╭─ Dataset

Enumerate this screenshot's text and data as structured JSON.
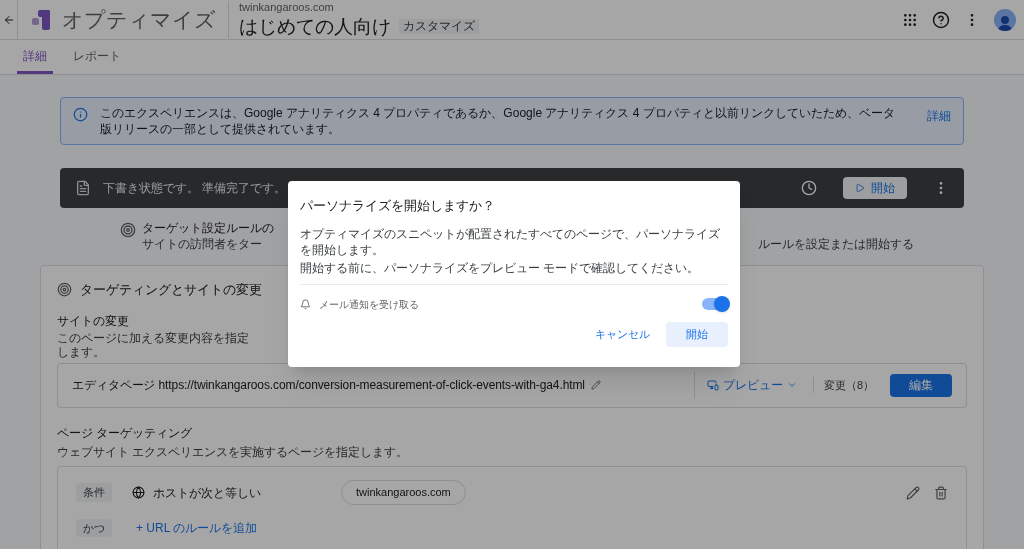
{
  "header": {
    "app_name": "オプティマイズ",
    "domain": "twinkangaroos.com",
    "experience_name": "はじめての人向け",
    "type_badge": "カスタマイズ"
  },
  "tabs": [
    {
      "label": "詳細",
      "selected": true
    },
    {
      "label": "レポート",
      "selected": false
    }
  ],
  "info_banner": {
    "text": "このエクスペリエンスは、Google アナリティクス 4 プロパティであるか、Google アナリティクス 4 プロパティと以前リンクしていたため、ベータ版リリースの一部として提供されています。",
    "link": "詳細"
  },
  "status_bar": {
    "text": "下書き状態です。 準備完了です。",
    "start_button": "開始"
  },
  "steps": {
    "left_title": "ターゲット設定ルールの",
    "left_desc": "サイトの訪問者をター",
    "right_desc": "ルールを設定または開始する"
  },
  "card": {
    "title": "ターゲティングとサイトの変更",
    "site_changes": {
      "heading": "サイトの変更",
      "description": "このページに加える変更内容を指定します。",
      "editor_page": "エディタページ https://twinkangaroos.com/conversion-measurement-of-click-events-with-ga4.html",
      "preview": "プレビュー",
      "changes": "変更（8）",
      "edit": "編集"
    },
    "page_targeting": {
      "heading": "ページ ターゲッティング",
      "description": "ウェブサイト エクスペリエンスを実施するページを指定します。",
      "rules": [
        {
          "chip": "条件",
          "label": "ホストが次と等しい",
          "value": "twinkangaroos.com"
        }
      ],
      "and_chip": "かつ",
      "add_rule": "+ URL のルールを追加"
    }
  },
  "dialog": {
    "title": "パーソナライズを開始しますか？",
    "body": [
      "オプティマイズのスニペットが配置されたすべてのページで、パーソナライズを開始します。",
      "開始する前に、パーソナライズをプレビュー モードで確認してください。"
    ],
    "notification_label": "メール通知を受け取る",
    "notification_on": true,
    "cancel": "キャンセル",
    "confirm": "開始"
  }
}
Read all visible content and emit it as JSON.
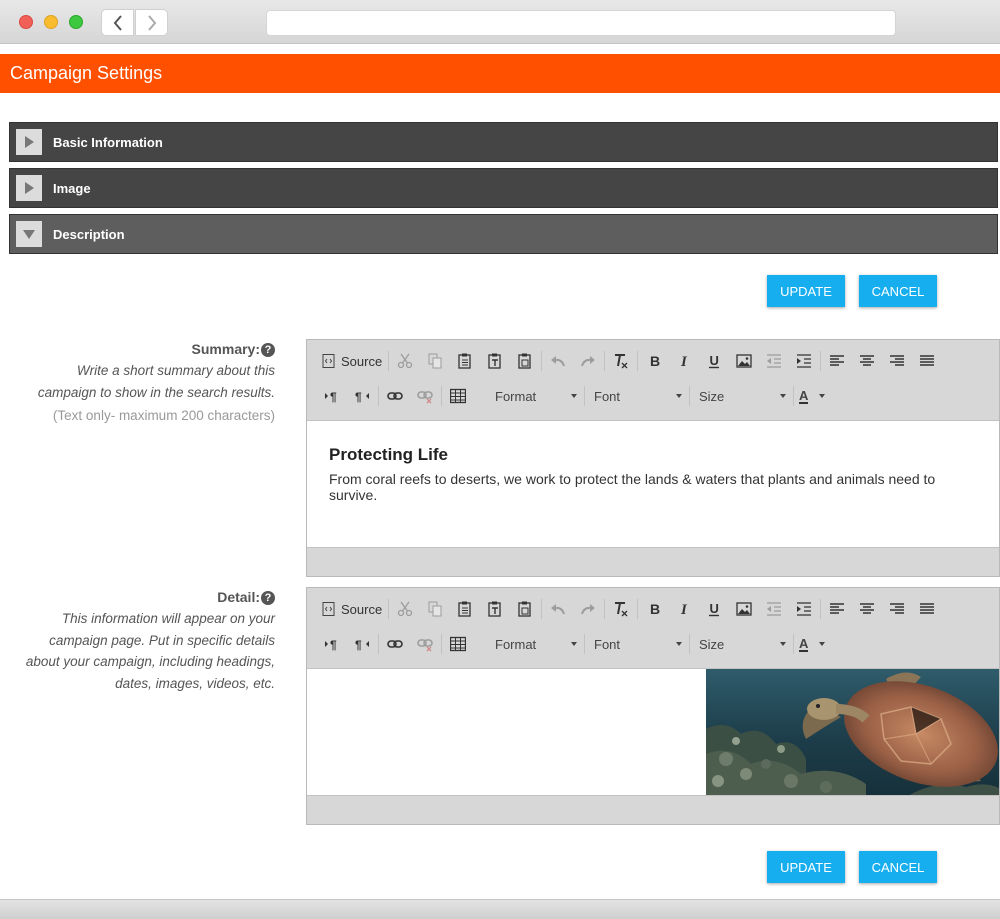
{
  "app": {
    "title": "Campaign Settings",
    "accent_color": "#ff5000",
    "button_color": "#17aeef"
  },
  "browser": {
    "back_icon": "chevron-left-icon",
    "forward_icon": "chevron-right-icon",
    "address": ""
  },
  "sections": [
    {
      "label": "Basic Information",
      "state": "collapsed"
    },
    {
      "label": "Image",
      "state": "collapsed"
    },
    {
      "label": "Description",
      "state": "expanded"
    }
  ],
  "actions": {
    "update_label": "UPDATE",
    "cancel_label": "CANCEL"
  },
  "summary": {
    "label": "Summary:",
    "help_icon": "?",
    "description": "Write a short summary about this campaign to show in the search results.",
    "note": "(Text only- maximum 200 characters)",
    "content_heading": "Protecting Life",
    "content_body": "From coral reefs to deserts, we work to protect the lands & waters that plants and animals need to survive."
  },
  "detail": {
    "label": "Detail:",
    "help_icon": "?",
    "description": "This information will appear on your campaign page. Put in specific details about your campaign, including headings, dates, images, videos, etc."
  },
  "toolbar": {
    "source_label": "Source",
    "format_label": "Format",
    "font_label": "Font",
    "size_label": "Size",
    "text_color_label": "A"
  }
}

╰─

Aim
Copy out each line exactly, without the pictures.

Result for this task
Enumerate this screenshot's text and data as structured JSON.
{
  "header": {
    "app_name": "オプティマイズ",
    "domain": "twinkangaroos.com",
    "experience_name": "はじめての人向け",
    "type_badge": "カスタマイズ"
  },
  "tabs": [
    {
      "label": "詳細",
      "selected": true
    },
    {
      "label": "レポート",
      "selected": false
    }
  ],
  "info_banner": {
    "text": "このエクスペリエンスは、Google アナリティクス 4 プロパティであるか、Google アナリティクス 4 プロパティと以前リンクしていたため、ベータ版リリースの一部として提供されています。",
    "link": "詳細"
  },
  "status_bar": {
    "text": "下書き状態です。 準備完了です。",
    "start_button": "開始"
  },
  "steps": {
    "left_title": "ターゲット設定ルールの",
    "left_desc": "サイトの訪問者をター",
    "right_desc": "ルールを設定または開始する"
  },
  "card": {
    "title": "ターゲティングとサイトの変更",
    "site_changes": {
      "heading": "サイトの変更",
      "description": "このページに加える変更内容を指定します。",
      "editor_page": "エディタページ https://twinkangaroos.com/conversion-measurement-of-click-events-with-ga4.html",
      "preview": "プレビュー",
      "changes": "変更（8）",
      "edit": "編集"
    },
    "page_targeting": {
      "heading": "ページ ターゲッティング",
      "description": "ウェブサイト エクスペリエンスを実施するページを指定します。",
      "rules": [
        {
          "chip": "条件",
          "label": "ホストが次と等しい",
          "value": "twinkangaroos.com"
        }
      ],
      "and_chip": "かつ",
      "add_rule": "+ URL のルールを追加"
    }
  },
  "dialog": {
    "title": "パーソナライズを開始しますか？",
    "body": [
      "オプティマイズのスニペットが配置されたすべてのページで、パーソナライズを開始します。",
      "開始する前に、パーソナライズをプレビュー モードで確認してください。"
    ],
    "notification_label": "メール通知を受け取る",
    "notification_on": true,
    "cancel": "キャンセル",
    "confirm": "開始"
  }
}
Read all visible content and emit it as JSON.
{
  "app": {
    "title": "Campaign Settings",
    "accent_color": "#ff5000",
    "button_color": "#17aeef"
  },
  "browser": {
    "back_icon": "chevron-left-icon",
    "forward_icon": "chevron-right-icon",
    "address": ""
  },
  "sections": [
    {
      "label": "Basic Information",
      "state": "collapsed"
    },
    {
      "label": "Image",
      "state": "collapsed"
    },
    {
      "label": "Description",
      "state": "expanded"
    }
  ],
  "actions": {
    "update_label": "UPDATE",
    "cancel_label": "CANCEL"
  },
  "summary": {
    "label": "Summary:",
    "help_icon": "?",
    "description": "Write a short summary about this campaign to show in the search results.",
    "note": "(Text only- maximum 200 characters)",
    "content_heading": "Protecting Life",
    "content_body": "From coral reefs to deserts, we work to protect the lands & waters that plants and animals need to survive."
  },
  "detail": {
    "label": "Detail:",
    "help_icon": "?",
    "description": "This information will appear on your campaign page. Put in specific details about your campaign, including headings, dates, images, videos, etc."
  },
  "toolbar": {
    "source_label": "Source",
    "format_label": "Format",
    "font_label": "Font",
    "size_label": "Size",
    "text_color_label": "A"
  }
}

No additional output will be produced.